§ 指示文
本文のうち「- ティムール廟内のムカルナス」で始まり「二重殻ドーム (Dome)」まで続く部分を、一字一句変えずに書き写すこと。

══ 本文

その中で、現存する最古のものとして登場するブハラのイスマイール・サマーニ廟。色のない焼成レンガによるシンプルな建造物ですが、その凹凸の陰影による装飾モチーフに魅力を感じました。ウズベキスタンの歴史的建造物は青いタイルやモザイクに囲まれているものばかりと思っていただけに、この出会いは少しだけ衝撃的でした。
- グル・エミール廟
- シャヒ・ズィンダ廟群
ムカルナス (Muqarnas)
今回、はじめて耳にするイスラム建築の用語でしたが、あまりにも気になったのでこの建築ページを作ることにしました。
『ムカルナス』とは「壁龕のような凹状の曲面を鍾乳石状に何層も積み重ねてドームや曲面天井(ヴォールト)の表面を覆う装飾的な立体構造」とのこと。でも『壁龕(へきがん)』という耳慣れず読めない漢字に遭遇。さらにその「読み」を調べると『ニッチ(niche)』という最近よく使われる言葉にたどりつくことになったのですが、そこは今はふれずにおきます。簡単にいうと「古典的建築意匠の一種で壁や岩などの凹んでいる面をさらに何層もの凹みの重なりで装飾している構造」ということでしょうか。今回、ムカルナスが設置されているかなりの数の建造物に遭遇しましたが、どれも複雑で魅力的な構造で外観の壁面を飾るタイルやモザイクとは違って見ていると引き込まれそうな装飾部です。
- ティムール廟内のムカルナス
- シャヒ・ズィンダ廟群内のムカルナス
- ボロ ハウズ モスクの柱のムカルナスの装飾
- アルク城のモスクの柱のムカルナスの装飾
- 「文化の交差路 青の都『サマルカンド』」グル・エミール廟
- 「文化の交差路 青の都『サマルカンド』」シャヒ・ズィンダ廟群
- 「中央アジアの中心・オアシスの都『ブハラ』」ボロ ハウズ モスク
- 「中央アジアの中心・オアシスの都『ブハラ』」アルク城
二重殻ドーム (Dome)

════
══ 記載項目

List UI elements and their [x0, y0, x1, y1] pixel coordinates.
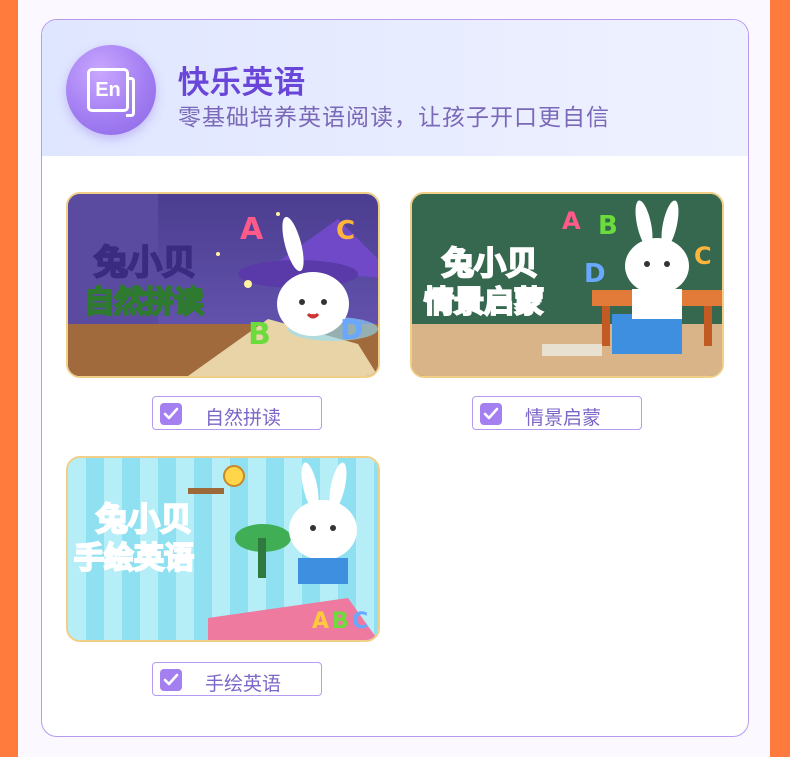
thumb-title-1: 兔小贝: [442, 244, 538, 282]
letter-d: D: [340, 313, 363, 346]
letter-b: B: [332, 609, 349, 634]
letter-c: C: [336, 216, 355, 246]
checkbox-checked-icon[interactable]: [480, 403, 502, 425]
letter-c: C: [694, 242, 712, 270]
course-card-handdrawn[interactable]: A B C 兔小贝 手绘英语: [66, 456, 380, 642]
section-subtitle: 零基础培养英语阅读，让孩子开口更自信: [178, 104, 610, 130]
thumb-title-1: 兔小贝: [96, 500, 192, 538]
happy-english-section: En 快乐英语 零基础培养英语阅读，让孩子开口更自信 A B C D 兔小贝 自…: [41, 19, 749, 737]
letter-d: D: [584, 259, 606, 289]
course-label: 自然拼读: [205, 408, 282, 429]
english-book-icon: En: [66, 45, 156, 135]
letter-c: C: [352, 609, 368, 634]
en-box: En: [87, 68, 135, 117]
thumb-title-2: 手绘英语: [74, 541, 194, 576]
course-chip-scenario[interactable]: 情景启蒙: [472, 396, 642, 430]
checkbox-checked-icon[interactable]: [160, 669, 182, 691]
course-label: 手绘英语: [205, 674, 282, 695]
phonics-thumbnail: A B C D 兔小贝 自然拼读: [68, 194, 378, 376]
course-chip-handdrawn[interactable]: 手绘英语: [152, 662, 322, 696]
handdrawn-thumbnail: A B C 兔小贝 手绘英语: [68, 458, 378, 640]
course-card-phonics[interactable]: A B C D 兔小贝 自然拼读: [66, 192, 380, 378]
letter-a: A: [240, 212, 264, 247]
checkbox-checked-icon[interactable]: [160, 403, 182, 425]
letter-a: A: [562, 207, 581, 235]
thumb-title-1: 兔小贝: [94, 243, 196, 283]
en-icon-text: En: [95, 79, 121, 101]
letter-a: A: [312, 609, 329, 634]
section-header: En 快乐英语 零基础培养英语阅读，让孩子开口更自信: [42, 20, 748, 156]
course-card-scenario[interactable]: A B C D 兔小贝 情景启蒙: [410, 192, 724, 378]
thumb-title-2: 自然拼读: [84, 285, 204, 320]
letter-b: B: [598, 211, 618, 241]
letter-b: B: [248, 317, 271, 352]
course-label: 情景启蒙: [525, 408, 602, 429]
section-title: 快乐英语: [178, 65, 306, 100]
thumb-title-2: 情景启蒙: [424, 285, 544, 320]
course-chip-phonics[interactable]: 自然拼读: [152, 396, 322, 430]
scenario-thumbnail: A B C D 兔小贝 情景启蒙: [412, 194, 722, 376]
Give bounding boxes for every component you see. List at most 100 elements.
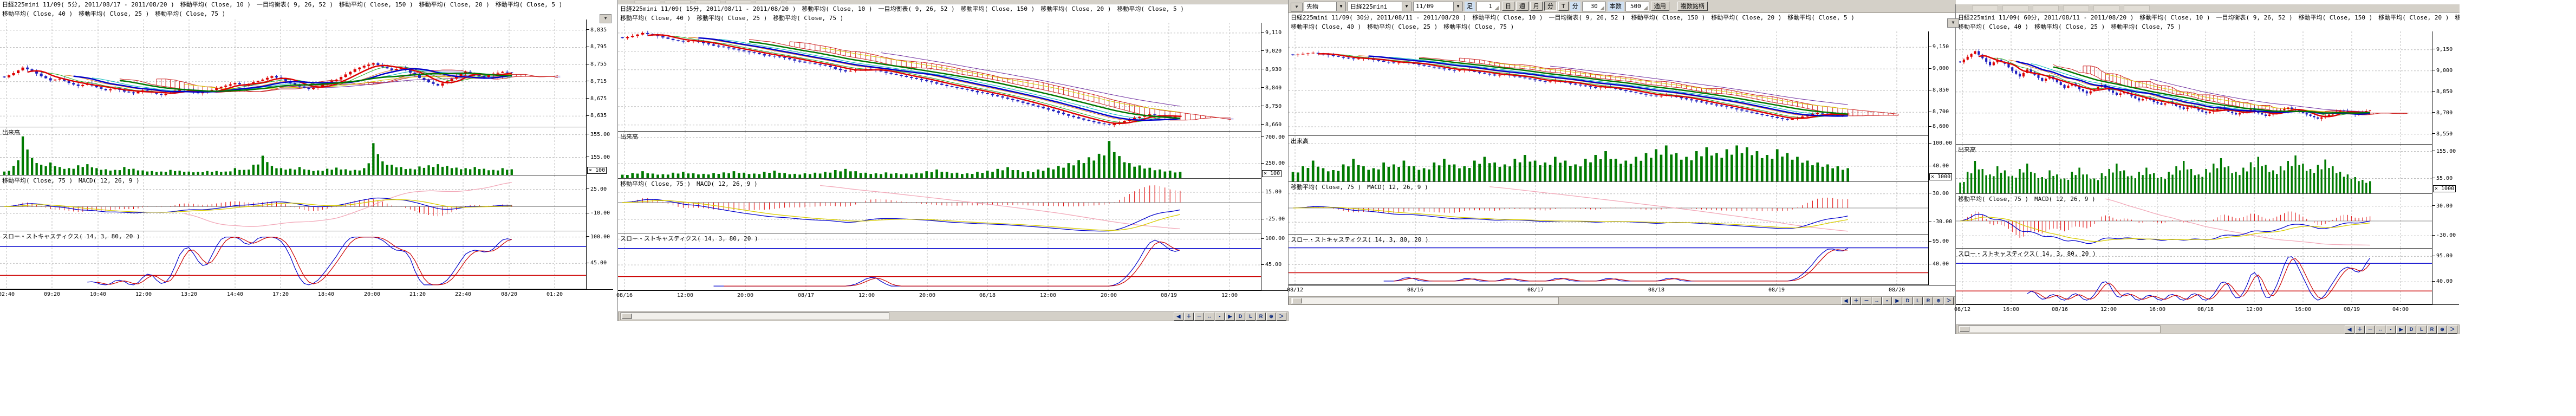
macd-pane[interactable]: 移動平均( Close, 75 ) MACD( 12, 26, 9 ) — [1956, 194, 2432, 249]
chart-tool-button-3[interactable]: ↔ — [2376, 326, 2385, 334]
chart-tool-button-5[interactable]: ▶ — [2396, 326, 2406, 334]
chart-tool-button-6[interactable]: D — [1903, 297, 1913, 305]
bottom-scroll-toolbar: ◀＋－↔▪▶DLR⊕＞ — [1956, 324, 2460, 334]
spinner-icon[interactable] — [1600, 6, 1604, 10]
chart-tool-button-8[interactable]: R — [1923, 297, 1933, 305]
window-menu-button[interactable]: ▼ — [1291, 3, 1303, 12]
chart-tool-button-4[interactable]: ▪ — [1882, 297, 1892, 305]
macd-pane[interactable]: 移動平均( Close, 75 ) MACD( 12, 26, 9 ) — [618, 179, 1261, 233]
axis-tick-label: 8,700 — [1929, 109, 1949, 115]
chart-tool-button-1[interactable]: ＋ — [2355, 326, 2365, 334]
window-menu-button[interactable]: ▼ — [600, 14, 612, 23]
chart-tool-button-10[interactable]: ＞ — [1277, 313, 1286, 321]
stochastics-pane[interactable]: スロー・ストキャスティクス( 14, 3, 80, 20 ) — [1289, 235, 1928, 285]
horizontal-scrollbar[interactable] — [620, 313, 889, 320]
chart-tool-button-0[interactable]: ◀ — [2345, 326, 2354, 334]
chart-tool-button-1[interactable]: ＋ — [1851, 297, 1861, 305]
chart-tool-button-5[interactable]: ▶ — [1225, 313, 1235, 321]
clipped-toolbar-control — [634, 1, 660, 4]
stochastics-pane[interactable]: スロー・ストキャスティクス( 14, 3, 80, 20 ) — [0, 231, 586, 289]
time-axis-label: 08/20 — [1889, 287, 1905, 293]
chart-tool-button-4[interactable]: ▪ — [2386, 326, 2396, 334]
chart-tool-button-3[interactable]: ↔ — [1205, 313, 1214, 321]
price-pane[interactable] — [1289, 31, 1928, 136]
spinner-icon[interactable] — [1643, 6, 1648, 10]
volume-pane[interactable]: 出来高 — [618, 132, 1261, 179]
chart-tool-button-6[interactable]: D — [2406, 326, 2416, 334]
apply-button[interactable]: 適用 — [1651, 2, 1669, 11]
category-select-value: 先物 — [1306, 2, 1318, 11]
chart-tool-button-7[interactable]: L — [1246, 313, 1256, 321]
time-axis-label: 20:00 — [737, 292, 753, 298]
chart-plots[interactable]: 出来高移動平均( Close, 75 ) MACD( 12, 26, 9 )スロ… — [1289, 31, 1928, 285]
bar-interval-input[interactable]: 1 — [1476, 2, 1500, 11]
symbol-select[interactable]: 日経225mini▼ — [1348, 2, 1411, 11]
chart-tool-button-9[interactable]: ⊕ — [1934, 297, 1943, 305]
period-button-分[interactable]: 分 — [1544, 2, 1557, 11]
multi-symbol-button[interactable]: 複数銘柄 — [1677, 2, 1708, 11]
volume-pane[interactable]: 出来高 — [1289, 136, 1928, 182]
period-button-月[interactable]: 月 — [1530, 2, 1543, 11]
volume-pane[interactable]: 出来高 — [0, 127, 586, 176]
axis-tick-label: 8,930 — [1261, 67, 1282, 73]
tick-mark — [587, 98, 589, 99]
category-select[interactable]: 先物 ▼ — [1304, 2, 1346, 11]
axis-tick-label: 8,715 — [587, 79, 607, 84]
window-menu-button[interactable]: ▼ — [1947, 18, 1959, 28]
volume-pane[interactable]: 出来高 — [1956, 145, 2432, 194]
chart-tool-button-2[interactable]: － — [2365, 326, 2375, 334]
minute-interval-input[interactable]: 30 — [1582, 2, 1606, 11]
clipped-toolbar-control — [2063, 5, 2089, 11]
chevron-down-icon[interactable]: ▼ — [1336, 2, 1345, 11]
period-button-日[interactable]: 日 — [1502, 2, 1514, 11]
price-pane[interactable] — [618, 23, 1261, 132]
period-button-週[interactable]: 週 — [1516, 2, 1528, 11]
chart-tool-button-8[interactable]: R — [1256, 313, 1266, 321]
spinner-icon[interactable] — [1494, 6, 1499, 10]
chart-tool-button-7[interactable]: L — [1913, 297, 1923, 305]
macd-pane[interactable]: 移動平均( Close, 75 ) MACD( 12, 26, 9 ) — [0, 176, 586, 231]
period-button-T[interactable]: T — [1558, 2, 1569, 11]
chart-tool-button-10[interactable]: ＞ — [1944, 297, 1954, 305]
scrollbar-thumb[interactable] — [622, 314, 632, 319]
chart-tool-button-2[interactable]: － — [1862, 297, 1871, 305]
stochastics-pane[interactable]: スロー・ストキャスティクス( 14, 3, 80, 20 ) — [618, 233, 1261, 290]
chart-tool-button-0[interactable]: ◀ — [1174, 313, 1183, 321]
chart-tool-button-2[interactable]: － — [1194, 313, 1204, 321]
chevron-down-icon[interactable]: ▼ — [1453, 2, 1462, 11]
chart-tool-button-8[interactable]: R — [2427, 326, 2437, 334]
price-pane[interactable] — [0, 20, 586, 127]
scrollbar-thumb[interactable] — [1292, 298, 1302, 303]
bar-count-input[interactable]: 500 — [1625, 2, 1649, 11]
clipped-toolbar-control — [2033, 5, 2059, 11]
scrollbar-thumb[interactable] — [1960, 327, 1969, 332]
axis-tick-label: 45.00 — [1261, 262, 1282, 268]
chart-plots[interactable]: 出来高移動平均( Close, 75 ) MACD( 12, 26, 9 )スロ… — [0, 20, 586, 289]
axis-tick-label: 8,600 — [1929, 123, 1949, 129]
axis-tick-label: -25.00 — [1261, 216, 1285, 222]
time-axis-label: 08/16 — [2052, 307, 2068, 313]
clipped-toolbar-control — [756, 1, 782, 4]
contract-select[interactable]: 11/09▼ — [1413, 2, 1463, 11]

════

§ 回答
- ティムール廟内のムカルナス
- シャヒ・ズィンダ廟群内のムカルナス
- ボロ ハウズ モスクの柱のムカルナスの装飾
- アルク城のモスクの柱のムカルナスの装飾
- 「文化の交差路 青の都『サマルカンド』」グル・エミール廟
- 「文化の交差路 青の都『サマルカンド』」シャヒ・ズィンダ廟群
- 「中央アジアの中心・オアシスの都『ブハラ』」ボロ ハウズ モスク
- 「中央アジアの中心・オアシスの都『ブハラ』」アルク城
二重殻ドーム (Dome)